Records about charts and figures
----

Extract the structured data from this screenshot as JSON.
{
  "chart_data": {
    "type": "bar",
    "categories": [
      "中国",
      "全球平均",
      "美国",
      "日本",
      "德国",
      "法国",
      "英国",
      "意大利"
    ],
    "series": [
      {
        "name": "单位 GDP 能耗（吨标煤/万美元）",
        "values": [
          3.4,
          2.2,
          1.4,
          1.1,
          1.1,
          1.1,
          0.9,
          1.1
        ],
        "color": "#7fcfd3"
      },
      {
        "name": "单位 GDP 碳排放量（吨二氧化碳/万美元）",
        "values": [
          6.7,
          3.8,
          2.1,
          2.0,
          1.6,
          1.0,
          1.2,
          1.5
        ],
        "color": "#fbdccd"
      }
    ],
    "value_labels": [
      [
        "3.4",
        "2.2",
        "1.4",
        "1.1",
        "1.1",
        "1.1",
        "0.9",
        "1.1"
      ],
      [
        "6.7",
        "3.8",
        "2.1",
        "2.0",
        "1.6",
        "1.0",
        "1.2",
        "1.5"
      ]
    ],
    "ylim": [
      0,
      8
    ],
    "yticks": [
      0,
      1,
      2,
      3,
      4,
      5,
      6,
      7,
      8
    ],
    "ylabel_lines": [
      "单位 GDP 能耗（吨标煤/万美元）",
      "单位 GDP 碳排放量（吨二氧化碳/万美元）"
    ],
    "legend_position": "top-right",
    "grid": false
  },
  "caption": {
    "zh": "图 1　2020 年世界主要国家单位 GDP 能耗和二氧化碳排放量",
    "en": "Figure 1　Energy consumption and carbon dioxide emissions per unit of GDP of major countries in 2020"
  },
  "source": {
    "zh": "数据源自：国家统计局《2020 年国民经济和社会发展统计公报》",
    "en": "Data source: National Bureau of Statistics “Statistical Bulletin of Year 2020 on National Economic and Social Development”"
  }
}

----

Set problem: Which lines contain the word "source"? Copy each of them.

The completed task:
  "source": {
    "en": "Data source: National Bureau of Statistics “Statistical Bulletin of Year 2020 on National Economic and Social Development”"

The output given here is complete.